#### Problem requirements
Would you transcribe all of the data exactly, down to the last character?

=====

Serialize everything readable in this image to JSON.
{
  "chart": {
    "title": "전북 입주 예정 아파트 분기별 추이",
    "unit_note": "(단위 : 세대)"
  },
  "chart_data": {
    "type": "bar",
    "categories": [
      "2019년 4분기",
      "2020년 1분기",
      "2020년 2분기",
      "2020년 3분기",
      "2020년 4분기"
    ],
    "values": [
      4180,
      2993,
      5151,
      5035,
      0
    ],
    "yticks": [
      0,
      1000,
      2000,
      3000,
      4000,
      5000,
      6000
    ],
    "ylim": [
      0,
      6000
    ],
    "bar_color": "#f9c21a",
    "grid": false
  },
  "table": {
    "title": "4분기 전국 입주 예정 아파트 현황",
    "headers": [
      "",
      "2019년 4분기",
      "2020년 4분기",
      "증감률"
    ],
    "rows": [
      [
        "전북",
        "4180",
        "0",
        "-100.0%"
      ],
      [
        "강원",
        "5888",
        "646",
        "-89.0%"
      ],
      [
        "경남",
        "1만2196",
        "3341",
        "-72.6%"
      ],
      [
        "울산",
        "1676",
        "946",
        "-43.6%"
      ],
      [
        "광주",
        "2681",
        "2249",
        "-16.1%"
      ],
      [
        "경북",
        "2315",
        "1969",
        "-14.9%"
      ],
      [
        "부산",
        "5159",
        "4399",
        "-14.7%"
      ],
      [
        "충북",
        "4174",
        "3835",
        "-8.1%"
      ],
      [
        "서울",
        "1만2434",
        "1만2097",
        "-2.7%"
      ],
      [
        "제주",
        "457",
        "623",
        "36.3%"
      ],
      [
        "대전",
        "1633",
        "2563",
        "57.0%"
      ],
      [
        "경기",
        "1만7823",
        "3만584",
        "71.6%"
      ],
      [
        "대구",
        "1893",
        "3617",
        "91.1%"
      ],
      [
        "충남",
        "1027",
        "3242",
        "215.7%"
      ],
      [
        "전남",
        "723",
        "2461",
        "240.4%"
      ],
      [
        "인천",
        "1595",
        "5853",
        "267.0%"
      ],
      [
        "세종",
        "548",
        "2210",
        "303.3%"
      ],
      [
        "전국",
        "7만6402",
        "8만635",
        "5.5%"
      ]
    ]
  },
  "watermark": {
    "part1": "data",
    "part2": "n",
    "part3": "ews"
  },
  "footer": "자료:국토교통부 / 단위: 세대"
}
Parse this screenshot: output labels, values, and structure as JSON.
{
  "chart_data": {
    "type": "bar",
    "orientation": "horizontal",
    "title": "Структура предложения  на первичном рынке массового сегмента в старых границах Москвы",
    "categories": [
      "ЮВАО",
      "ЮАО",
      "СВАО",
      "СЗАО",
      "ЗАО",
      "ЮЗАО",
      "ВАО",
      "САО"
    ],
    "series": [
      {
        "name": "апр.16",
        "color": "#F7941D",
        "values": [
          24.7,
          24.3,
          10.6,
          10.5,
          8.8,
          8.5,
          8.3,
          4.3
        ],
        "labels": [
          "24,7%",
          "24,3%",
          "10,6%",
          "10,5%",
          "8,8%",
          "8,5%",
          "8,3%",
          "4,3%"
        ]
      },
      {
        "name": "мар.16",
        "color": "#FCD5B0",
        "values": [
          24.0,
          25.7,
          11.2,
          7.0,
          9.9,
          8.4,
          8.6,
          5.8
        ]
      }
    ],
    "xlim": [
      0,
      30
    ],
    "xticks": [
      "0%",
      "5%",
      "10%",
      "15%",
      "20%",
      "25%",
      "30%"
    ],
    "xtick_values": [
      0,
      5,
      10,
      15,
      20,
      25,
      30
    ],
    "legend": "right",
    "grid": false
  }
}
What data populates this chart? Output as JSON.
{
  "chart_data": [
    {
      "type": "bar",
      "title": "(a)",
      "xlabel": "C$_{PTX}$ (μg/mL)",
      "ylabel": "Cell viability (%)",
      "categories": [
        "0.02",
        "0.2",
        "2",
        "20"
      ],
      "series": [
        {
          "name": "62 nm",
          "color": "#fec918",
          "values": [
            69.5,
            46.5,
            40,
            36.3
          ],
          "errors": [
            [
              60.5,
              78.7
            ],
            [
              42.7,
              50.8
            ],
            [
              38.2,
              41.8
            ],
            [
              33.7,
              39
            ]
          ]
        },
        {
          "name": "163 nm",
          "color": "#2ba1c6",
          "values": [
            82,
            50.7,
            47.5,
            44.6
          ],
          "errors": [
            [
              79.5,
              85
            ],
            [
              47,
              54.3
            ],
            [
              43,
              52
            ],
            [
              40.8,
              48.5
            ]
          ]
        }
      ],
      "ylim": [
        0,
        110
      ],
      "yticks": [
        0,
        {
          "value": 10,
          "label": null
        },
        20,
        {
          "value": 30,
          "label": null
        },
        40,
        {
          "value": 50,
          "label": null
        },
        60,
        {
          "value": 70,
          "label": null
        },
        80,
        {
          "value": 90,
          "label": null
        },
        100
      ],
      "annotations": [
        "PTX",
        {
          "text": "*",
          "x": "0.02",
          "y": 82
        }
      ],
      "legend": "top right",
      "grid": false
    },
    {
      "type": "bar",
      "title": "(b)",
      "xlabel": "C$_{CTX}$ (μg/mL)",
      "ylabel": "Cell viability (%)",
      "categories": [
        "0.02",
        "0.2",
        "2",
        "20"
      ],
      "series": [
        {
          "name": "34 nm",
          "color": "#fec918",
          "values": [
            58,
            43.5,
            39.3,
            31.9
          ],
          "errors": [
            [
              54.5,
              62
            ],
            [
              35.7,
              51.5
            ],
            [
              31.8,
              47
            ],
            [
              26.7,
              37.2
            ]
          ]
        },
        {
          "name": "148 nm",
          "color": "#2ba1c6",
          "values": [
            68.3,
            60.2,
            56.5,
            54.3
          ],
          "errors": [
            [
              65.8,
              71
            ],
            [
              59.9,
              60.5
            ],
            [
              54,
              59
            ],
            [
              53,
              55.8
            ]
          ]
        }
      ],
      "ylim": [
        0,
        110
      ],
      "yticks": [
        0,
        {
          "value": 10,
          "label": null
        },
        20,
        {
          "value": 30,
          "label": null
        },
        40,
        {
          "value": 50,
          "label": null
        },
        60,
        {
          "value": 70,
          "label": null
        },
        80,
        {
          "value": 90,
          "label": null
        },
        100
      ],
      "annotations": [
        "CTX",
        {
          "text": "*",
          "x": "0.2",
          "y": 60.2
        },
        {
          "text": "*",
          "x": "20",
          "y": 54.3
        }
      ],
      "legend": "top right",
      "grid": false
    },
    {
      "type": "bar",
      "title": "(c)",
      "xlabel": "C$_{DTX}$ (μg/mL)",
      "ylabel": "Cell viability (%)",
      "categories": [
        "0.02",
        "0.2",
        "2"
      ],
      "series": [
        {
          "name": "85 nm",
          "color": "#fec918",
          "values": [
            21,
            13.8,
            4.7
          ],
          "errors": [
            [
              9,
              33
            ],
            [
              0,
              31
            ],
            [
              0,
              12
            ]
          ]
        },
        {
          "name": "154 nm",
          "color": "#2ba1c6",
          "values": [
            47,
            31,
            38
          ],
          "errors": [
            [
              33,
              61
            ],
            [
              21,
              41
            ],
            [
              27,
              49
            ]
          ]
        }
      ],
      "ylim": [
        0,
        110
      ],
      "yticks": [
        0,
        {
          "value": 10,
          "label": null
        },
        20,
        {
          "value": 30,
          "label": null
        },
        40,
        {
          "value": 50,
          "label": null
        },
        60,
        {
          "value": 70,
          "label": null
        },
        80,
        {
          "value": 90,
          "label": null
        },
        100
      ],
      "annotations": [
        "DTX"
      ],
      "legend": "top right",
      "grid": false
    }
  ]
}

=====

#### Output of the task
Serialize everything readable in this image to JSON.
{
  "chart": {
    "title": "전북 입주 예정 아파트 분기별 추이",
    "unit_note": "(단위 : 세대)"
  },
  "chart_data": {
    "type": "bar",
    "categories": [
      "2019년 4분기",
      "2020년 1분기",
      "2020년 2분기",
      "2020년 3분기",
      "2020년 4분기"
    ],
    "values": [
      4180,
      2993,
      5151,
      5035,
      0
    ],
    "yticks": [
      0,
      1000,
      2000,
      3000,
      4000,
      5000,
      6000
    ],
    "ylim": [
      0,
      6000
    ],
    "bar_color": "#f9c21a",
    "grid": false
  },
  "table": {
    "title": "4분기 전국 입주 예정 아파트 현황",
    "headers": [
      "",
      "2019년 4분기",
      "2020년 4분기",
      "증감률"
    ],
    "rows": [
      [
        "전북",
        "4180",
        "0",
        "-100.0%"
      ],
      [
        "강원",
        "5888",
        "646",
        "-89.0%"
      ],
      [
        "경남",
        "1만2196",
        "3341",
        "-72.6%"
      ],
      [
        "울산",
        "1676",
        "946",
        "-43.6%"
      ],
      [
        "광주",
        "2681",
        "2249",
        "-16.1%"
      ],
      [
        "경북",
        "2315",
        "1969",
        "-14.9%"
      ],
      [
        "부산",
        "5159",
        "4399",
        "-14.7%"
      ],
      [
        "충북",
        "4174",
        "3835",
        "-8.1%"
      ],
      [
        "서울",
        "1만2434",
        "1만2097",
        "-2.7%"
      ],
      [
        "제주",
        "457",
        "623",
        "36.3%"
      ],
      [
        "대전",
        "1633",
        "2563",
        "57.0%"
      ],
      [
        "경기",
        "1만7823",
        "3만584",
        "71.6%"
      ],
      [
        "대구",
        "1893",
        "3617",
        "91.1%"
      ],
      [
        "충남",
        "1027",
        "3242",
        "215.7%"
      ],
      [
        "전남",
        "723",
        "2461",
        "240.4%"
      ],
      [
        "인천",
        "1595",
        "5853",
        "267.0%"
      ],
      [
        "세종",
        "548",
        "2210",
        "303.3%"
      ],
      [
        "전국",
        "7만6402",
        "8만635",
        "5.5%"
      ]
    ]
  },
  "watermark": {
    "part1": "data",
    "part2": "n",
    "part3": "ews"
  },
  "footer": "자료:국토교통부 / 단위: 세대"
}
Parse this screenshot: output labels, values, and structure as JSON.
{
  "chart_data": {
    "type": "bar",
    "orientation": "horizontal",
    "title": "Структура предложения  на первичном рынке массового сегмента в старых границах Москвы",
    "categories": [
      "ЮВАО",
      "ЮАО",
      "СВАО",
      "СЗАО",
      "ЗАО",
      "ЮЗАО",
      "ВАО",
      "САО"
    ],
    "series": [
      {
        "name": "апр.16",
        "color": "#F7941D",
        "values": [
          24.7,
          24.3,
          10.6,
          10.5,
          8.8,
          8.5,
          8.3,
          4.3
        ],
        "labels": [
          "24,7%",
          "24,3%",
          "10,6%",
          "10,5%",
          "8,8%",
          "8,5%",
          "8,3%",
          "4,3%"
        ]
      },
      {
        "name": "мар.16",
        "color": "#FCD5B0",
        "values": [
          24.0,
          25.7,
          11.2,
          7.0,
          9.9,
          8.4,
          8.6,
          5.8
        ]
      }
    ],
    "xlim": [
      0,
      30
    ],
    "xticks": [
      "0%",
      "5%",
      "10%",
      "15%",
      "20%",
      "25%",
      "30%"
    ],
    "xtick_values": [
      0,
      5,
      10,
      15,
      20,
      25,
      30
    ],
    "legend": "right",
    "grid": false
  }
}
What data populates this chart? Output as JSON.
{
  "chart_data": [
    {
      "type": "bar",
      "title": "(a)",
      "xlabel": "C$_{PTX}$ (μg/mL)",
      "ylabel": "Cell viability (%)",
      "categories": [
        "0.02",
        "0.2",
        "2",
        "20"
      ],
      "series": [
        {
          "name": "62 nm",
          "color": "#fec918",
          "values": [
            69.5,
            46.5,
            40,
            36.3
          ],
          "errors": [
            [
              60.5,
              78.7
            ],
            [
              42.7,
              50.8
            ],
            [
              38.2,
              41.8
            ],
            [
              33.7,
              39
            ]
          ]
        },
        {
          "name": "163 nm",
          "color": "#2ba1c6",
          "values": [
            82,
            50.7,
            47.5,
            44.6
          ],
          "errors": [
            [
              79.5,
              85
            ],
            [
              47,
              54.3
            ],
            [
              43,
              52
            ],
            [
              40.8,
              48.5
            ]
          ]
        }
      ],
      "ylim": [
        0,
        110
      ],
      "yticks": [
        0,
        {
          "value": 10,
          "label": null
        },
        20,
        {
          "value": 30,
          "label": null
        },
        40,
        {
          "value": 50,
          "label": null
        },
        60,
        {
          "value": 70,
          "label": null
        },
        80,
        {
          "value": 90,
          "label": null
        },
        100
      ],
      "annotations": [
        "PTX",
        {
          "text": "*",
          "x": "0.02",
          "y": 82
        }
      ],
      "legend": "top right",
      "grid": false
    },
    {
      "type": "bar",
      "title": "(b)",
      "xlabel": "C$_{CTX}$ (μg/mL)",
      "ylabel": "Cell viability (%)",
      "categories": [
        "0.02",
        "0.2",
        "2",
        "20"
      ],
      "series": [
        {
          "name": "34 nm",
          "color": "#fec918",
          "values": [
            58,
            43.5,
            39.3,
            31.9
          ],
          "errors": [
            [
              54.5,
              62
            ],
            [
              35.7,
              51.5
            ],
            [
              31.8,
              47
            ],
            [
              26.7,
              37.2
            ]
          ]
        },
        {
          "name": "148 nm",
          "color": "#2ba1c6",
          "values": [
            68.3,
            60.2,
            56.5,
            54.3
          ],
          "errors": [
            [
              65.8,
              71
            ],
            [
              59.9,
              60.5
            ],
            [
              54,
              59
            ],
            [
              53,
              55.8
            ]
          ]
        }
      ],
      "ylim": [
        0,
        110
      ],
      "yticks": [
        0,
        {
          "value": 10,
          "label": null
        },
        20,
        {
          "value": 30,
          "label": null
        },
        40,
        {
          "value": 50,
          "label": null
        },
        60,
        {
          "value": 70,
          "label": null
        },
        80,
        {
          "value": 90,
          "label": null
        },
        100
      ],
      "annotations": [
        "CTX",
        {
          "text": "*",
          "x": "0.2",
          "y": 60.2
        },
        {
          "text": "*",
          "x": "20",
          "y": 54.3
        }
      ],
      "legend": "top right",
      "grid": false
    },
    {
      "type": "bar",
      "title": "(c)",
      "xlabel": "C$_{DTX}$ (μg/mL)",
      "ylabel": "Cell viability (%)",
      "categories": [
        "0.02",
        "0.2",
        "2"
      ],
      "series": [
        {
          "name": "85 nm",
          "color": "#fec918",
          "values": [
            21,
            13.8,
            4.7
          ],
          "errors": [
            [
              9,
              33
            ],
            [
              0,
              31
            ],
            [
              0,
              12
            ]
          ]
        },
        {
          "name": "154 nm",
          "color": "#2ba1c6",
          "values": [
            47,
            31,
            38
          ],
          "errors": [
            [
              33,
              61
            ],
            [
              21,
              41
            ],
            [
              27,
              49
            ]
          ]
        }
      ],
      "ylim": [
        0,
        110
      ],
      "yticks": [
        0,
        {
          "value": 10,
          "label": null
        },
        20,
        {
          "value": 30,
          "label": null
        },
        40,
        {
          "value": 50,
          "label": null
        },
        60,
        {
          "value": 70,
          "label": null
        },
        80,
        {
          "value": 90,
          "label": null
        },
        100
      ],
      "annotations": [
        "DTX"
      ],
      "legend": "top right",
      "grid": false
    }
  ]
}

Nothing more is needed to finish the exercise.